> _REQUIRED TASK_:
Reproduce all of the records exactly.

> _DATA LINES_:
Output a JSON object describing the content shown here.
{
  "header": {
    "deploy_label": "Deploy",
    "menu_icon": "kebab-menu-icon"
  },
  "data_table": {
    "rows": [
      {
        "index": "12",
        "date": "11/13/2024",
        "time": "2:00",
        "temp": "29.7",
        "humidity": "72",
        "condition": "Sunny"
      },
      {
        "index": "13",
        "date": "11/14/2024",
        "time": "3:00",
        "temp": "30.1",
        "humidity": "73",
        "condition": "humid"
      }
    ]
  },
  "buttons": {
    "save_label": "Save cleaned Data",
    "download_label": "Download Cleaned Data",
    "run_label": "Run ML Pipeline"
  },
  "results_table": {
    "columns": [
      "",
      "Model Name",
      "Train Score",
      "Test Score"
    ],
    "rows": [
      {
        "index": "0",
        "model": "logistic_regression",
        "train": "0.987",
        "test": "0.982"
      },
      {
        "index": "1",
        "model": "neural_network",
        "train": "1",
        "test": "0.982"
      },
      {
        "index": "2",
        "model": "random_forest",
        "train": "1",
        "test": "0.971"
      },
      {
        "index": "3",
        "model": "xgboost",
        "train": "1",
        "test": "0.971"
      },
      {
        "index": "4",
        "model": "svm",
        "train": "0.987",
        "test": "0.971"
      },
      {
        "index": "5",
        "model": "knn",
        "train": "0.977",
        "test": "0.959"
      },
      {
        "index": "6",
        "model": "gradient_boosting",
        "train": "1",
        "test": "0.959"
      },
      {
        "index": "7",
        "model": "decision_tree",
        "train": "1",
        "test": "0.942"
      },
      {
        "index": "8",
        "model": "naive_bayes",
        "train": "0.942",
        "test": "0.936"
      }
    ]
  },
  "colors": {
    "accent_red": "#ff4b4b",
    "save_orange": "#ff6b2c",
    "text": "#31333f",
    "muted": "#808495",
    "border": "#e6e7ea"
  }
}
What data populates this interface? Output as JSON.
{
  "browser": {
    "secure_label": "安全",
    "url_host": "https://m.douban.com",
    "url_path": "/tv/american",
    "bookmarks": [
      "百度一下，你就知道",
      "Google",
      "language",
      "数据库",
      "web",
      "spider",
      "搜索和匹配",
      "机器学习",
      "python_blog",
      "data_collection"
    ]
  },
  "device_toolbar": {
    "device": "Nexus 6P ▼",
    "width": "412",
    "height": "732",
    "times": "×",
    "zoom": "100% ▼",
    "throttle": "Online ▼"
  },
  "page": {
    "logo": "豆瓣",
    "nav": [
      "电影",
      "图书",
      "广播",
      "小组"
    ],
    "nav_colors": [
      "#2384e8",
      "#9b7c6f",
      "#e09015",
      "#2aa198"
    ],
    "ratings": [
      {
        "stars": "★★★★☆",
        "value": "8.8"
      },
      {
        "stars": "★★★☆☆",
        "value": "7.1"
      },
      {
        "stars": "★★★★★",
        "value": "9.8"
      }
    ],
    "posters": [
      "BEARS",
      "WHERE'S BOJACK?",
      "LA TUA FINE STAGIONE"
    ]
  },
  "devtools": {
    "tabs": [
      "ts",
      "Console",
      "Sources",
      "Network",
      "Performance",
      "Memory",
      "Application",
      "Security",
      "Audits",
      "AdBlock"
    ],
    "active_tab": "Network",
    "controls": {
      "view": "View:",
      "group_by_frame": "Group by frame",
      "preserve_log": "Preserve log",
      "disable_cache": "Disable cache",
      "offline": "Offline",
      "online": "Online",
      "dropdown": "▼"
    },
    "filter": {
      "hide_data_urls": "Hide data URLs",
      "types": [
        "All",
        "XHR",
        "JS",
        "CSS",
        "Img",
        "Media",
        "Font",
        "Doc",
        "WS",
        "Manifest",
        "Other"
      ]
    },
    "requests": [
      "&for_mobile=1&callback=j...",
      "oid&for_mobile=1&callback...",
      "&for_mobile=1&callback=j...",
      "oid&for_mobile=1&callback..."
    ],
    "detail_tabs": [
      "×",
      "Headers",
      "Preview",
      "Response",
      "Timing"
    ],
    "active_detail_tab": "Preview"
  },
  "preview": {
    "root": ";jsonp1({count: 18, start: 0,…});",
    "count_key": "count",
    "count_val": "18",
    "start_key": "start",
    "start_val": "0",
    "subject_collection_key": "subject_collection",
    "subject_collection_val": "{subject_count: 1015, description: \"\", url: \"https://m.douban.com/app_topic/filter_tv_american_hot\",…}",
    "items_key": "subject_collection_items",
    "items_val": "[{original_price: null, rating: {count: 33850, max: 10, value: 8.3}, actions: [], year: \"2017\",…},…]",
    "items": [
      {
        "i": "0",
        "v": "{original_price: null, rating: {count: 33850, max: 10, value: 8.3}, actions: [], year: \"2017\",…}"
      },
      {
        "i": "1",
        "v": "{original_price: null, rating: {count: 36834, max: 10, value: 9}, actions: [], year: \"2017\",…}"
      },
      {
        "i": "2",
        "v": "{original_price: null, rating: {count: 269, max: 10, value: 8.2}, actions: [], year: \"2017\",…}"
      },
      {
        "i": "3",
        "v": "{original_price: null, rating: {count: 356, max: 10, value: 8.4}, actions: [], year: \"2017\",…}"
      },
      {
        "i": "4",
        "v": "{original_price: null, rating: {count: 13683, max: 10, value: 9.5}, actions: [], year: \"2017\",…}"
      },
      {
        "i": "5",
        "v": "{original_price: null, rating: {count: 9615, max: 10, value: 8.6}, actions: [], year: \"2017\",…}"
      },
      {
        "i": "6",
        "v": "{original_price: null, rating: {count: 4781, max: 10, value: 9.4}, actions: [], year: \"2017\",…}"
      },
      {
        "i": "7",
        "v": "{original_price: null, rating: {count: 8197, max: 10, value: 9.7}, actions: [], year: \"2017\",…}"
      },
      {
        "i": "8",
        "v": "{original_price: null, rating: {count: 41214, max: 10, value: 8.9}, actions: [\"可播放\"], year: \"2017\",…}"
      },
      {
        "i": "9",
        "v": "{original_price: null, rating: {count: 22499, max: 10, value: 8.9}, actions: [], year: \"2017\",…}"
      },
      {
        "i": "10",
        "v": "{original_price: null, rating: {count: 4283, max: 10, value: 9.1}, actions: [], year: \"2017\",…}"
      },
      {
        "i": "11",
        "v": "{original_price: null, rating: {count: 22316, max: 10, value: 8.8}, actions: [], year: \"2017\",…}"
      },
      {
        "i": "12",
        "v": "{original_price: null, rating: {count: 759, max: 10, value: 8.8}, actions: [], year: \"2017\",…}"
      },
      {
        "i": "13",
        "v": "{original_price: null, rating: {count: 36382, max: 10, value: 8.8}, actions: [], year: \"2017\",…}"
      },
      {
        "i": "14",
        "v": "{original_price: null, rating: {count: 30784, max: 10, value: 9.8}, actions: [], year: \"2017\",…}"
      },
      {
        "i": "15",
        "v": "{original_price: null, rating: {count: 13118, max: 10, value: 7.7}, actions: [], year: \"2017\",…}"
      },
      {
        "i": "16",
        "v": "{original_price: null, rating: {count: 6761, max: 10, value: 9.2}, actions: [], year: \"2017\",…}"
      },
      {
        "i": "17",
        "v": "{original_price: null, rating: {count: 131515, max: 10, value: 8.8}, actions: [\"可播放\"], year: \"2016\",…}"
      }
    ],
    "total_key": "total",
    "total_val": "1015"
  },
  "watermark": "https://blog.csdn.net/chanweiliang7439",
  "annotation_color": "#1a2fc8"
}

> _ANSWER TO THIS PROBLEM_:
Output a JSON object describing the content shown here.
{
  "header": {
    "deploy_label": "Deploy",
    "menu_icon": "kebab-menu-icon"
  },
  "data_table": {
    "rows": [
      {
        "index": "12",
        "date": "11/13/2024",
        "time": "2:00",
        "temp": "29.7",
        "humidity": "72",
        "condition": "Sunny"
      },
      {
        "index": "13",
        "date": "11/14/2024",
        "time": "3:00",
        "temp": "30.1",
        "humidity": "73",
        "condition": "humid"
      }
    ]
  },
  "buttons": {
    "save_label": "Save cleaned Data",
    "download_label": "Download Cleaned Data",
    "run_label": "Run ML Pipeline"
  },
  "results_table": {
    "columns": [
      "",
      "Model Name",
      "Train Score",
      "Test Score"
    ],
    "rows": [
      {
        "index": "0",
        "model": "logistic_regression",
        "train": "0.987",
        "test": "0.982"
      },
      {
        "index": "1",
        "model": "neural_network",
        "train": "1",
        "test": "0.982"
      },
      {
        "index": "2",
        "model": "random_forest",
        "train": "1",
        "test": "0.971"
      },
      {
        "index": "3",
        "model": "xgboost",
        "train": "1",
        "test": "0.971"
      },
      {
        "index": "4",
        "model": "svm",
        "train": "0.987",
        "test": "0.971"
      },
      {
        "index": "5",
        "model": "knn",
        "train": "0.977",
        "test": "0.959"
      },
      {
        "index": "6",
        "model": "gradient_boosting",
        "train": "1",
        "test": "0.959"
      },
      {
        "index": "7",
        "model": "decision_tree",
        "train": "1",
        "test": "0.942"
      },
      {
        "index": "8",
        "model": "naive_bayes",
        "train": "0.942",
        "test": "0.936"
      }
    ]
  },
  "colors": {
    "accent_red": "#ff4b4b",
    "save_orange": "#ff6b2c",
    "text": "#31333f",
    "muted": "#808495",
    "border": "#e6e7ea"
  }
}
What data populates this interface? Output as JSON.
{
  "browser": {
    "secure_label": "安全",
    "url_host": "https://m.douban.com",
    "url_path": "/tv/american",
    "bookmarks": [
      "百度一下，你就知道",
      "Google",
      "language",
      "数据库",
      "web",
      "spider",
      "搜索和匹配",
      "机器学习",
      "python_blog",
      "data_collection"
    ]
  },
  "device_toolbar": {
    "device": "Nexus 6P ▼",
    "width": "412",
    "height": "732",
    "times": "×",
    "zoom": "100% ▼",
    "throttle": "Online ▼"
  },
  "page": {
    "logo": "豆瓣",
    "nav": [
      "电影",
      "图书",
      "广播",
      "小组"
    ],
    "nav_colors": [
      "#2384e8",
      "#9b7c6f",
      "#e09015",
      "#2aa198"
    ],
    "ratings": [
      {
        "stars": "★★★★☆",
        "value": "8.8"
      },
      {
        "stars": "★★★☆☆",
        "value": "7.1"
      },
      {
        "stars": "★★★★★",
        "value": "9.8"
      }
    ],
    "posters": [
      "BEARS",
      "WHERE'S BOJACK?",
      "LA TUA FINE STAGIONE"
    ]
  },
  "devtools": {
    "tabs": [
      "ts",
      "Console",
      "Sources",
      "Network",
      "Performance",
      "Memory",
      "Application",
      "Security",
      "Audits",
      "AdBlock"
    ],
    "active_tab": "Network",
    "controls": {
      "view": "View:",
      "group_by_frame": "Group by frame",
      "preserve_log": "Preserve log",
      "disable_cache": "Disable cache",
      "offline": "Offline",
      "online": "Online",
      "dropdown": "▼"
    },
    "filter": {
      "hide_data_urls": "Hide data URLs",
      "types": [
        "All",
        "XHR",
        "JS",
        "CSS",
        "Img",
        "Media",
        "Font",
        "Doc",
        "WS",
        "Manifest",
        "Other"
      ]
    },
    "requests": [
      "&for_mobile=1&callback=j...",
      "oid&for_mobile=1&callback...",
      "&for_mobile=1&callback=j...",
      "oid&for_mobile=1&callback..."
    ],
    "detail_tabs": [
      "×",
      "Headers",
      "Preview",
      "Response",
      "Timing"
    ],
    "active_detail_tab": "Preview"
  },
  "preview": {
    "root": ";jsonp1({count: 18, start: 0,…});",
    "count_key": "count",
    "count_val": "18",
    "start_key": "start",
    "start_val": "0",
    "subject_collection_key": "subject_collection",
    "subject_collection_val": "{subject_count: 1015, description: \"\", url: \"https://m.douban.com/app_topic/filter_tv_american_hot\",…}",
    "items_key": "subject_collection_items",
    "items_val": "[{original_price: null, rating: {count: 33850, max: 10, value: 8.3}, actions: [], year: \"2017\",…},…]",
    "items": [
      {
        "i": "0",
        "v": "{original_price: null, rating: {count: 33850, max: 10, value: 8.3}, actions: [], year: \"2017\",…}"
      },
      {
        "i": "1",
        "v": "{original_price: null, rating: {count: 36834, max: 10, value: 9}, actions: [], year: \"2017\",…}"
      },
      {
        "i": "2",
        "v": "{original_price: null, rating: {count: 269, max: 10, value: 8.2}, actions: [], year: \"2017\",…}"
      },
      {
        "i": "3",
        "v": "{original_price: null, rating: {count: 356, max: 10, value: 8.4}, actions: [], year: \"2017\",…}"
      },
      {
        "i": "4",
        "v": "{original_price: null, rating: {count: 13683, max: 10, value: 9.5}, actions: [], year: \"2017\",…}"
      },
      {
        "i": "5",
        "v": "{original_price: null, rating: {count: 9615, max: 10, value: 8.6}, actions: [], year: \"2017\",…}"
      },
      {
        "i": "6",
        "v": "{original_price: null, rating: {count: 4781, max: 10, value: 9.4}, actions: [], year: \"2017\",…}"
      },
      {
        "i": "7",
        "v": "{original_price: null, rating: {count: 8197, max: 10, value: 9.7}, actions: [], year: \"2017\",…}"
      },
      {
        "i": "8",
        "v": "{original_price: null, rating: {count: 41214, max: 10, value: 8.9}, actions: [\"可播放\"], year: \"2017\",…}"
      },
      {
        "i": "9",
        "v": "{original_price: null, rating: {count: 22499, max: 10, value: 8.9}, actions: [], year: \"2017\",…}"
      },
      {
        "i": "10",
        "v": "{original_price: null, rating: {count: 4283, max: 10, value: 9.1}, actions: [], year: \"2017\",…}"
      },
      {
        "i": "11",
        "v": "{original_price: null, rating: {count: 22316, max: 10, value: 8.8}, actions: [], year: \"2017\",…}"
      },
      {
        "i": "12",
        "v": "{original_price: null, rating: {count: 759, max: 10, value: 8.8}, actions: [], year: \"2017\",…}"
      },
      {
        "i": "13",
        "v": "{original_price: null, rating: {count: 36382, max: 10, value: 8.8}, actions: [], year: \"2017\",…}"
      },
      {
        "i": "14",
        "v": "{original_price: null, rating: {count: 30784, max: 10, value: 9.8}, actions: [], year: \"2017\",…}"
      },
      {
        "i": "15",
        "v": "{original_price: null, rating: {count: 13118, max: 10, value: 7.7}, actions: [], year: \"2017\",…}"
      },
      {
        "i": "16",
        "v": "{original_price: null, rating: {count: 6761, max: 10, value: 9.2}, actions: [], year: \"2017\",…}"
      },
      {
        "i": "17",
        "v": "{original_price: null, rating: {count: 131515, max: 10, value: 8.8}, actions: [\"可播放\"], year: \"2016\",…}"
      }
    ],
    "total_key": "total",
    "total_val": "1015"
  },
  "watermark": "https://blog.csdn.net/chanweiliang7439",
  "annotation_color": "#1a2fc8"
}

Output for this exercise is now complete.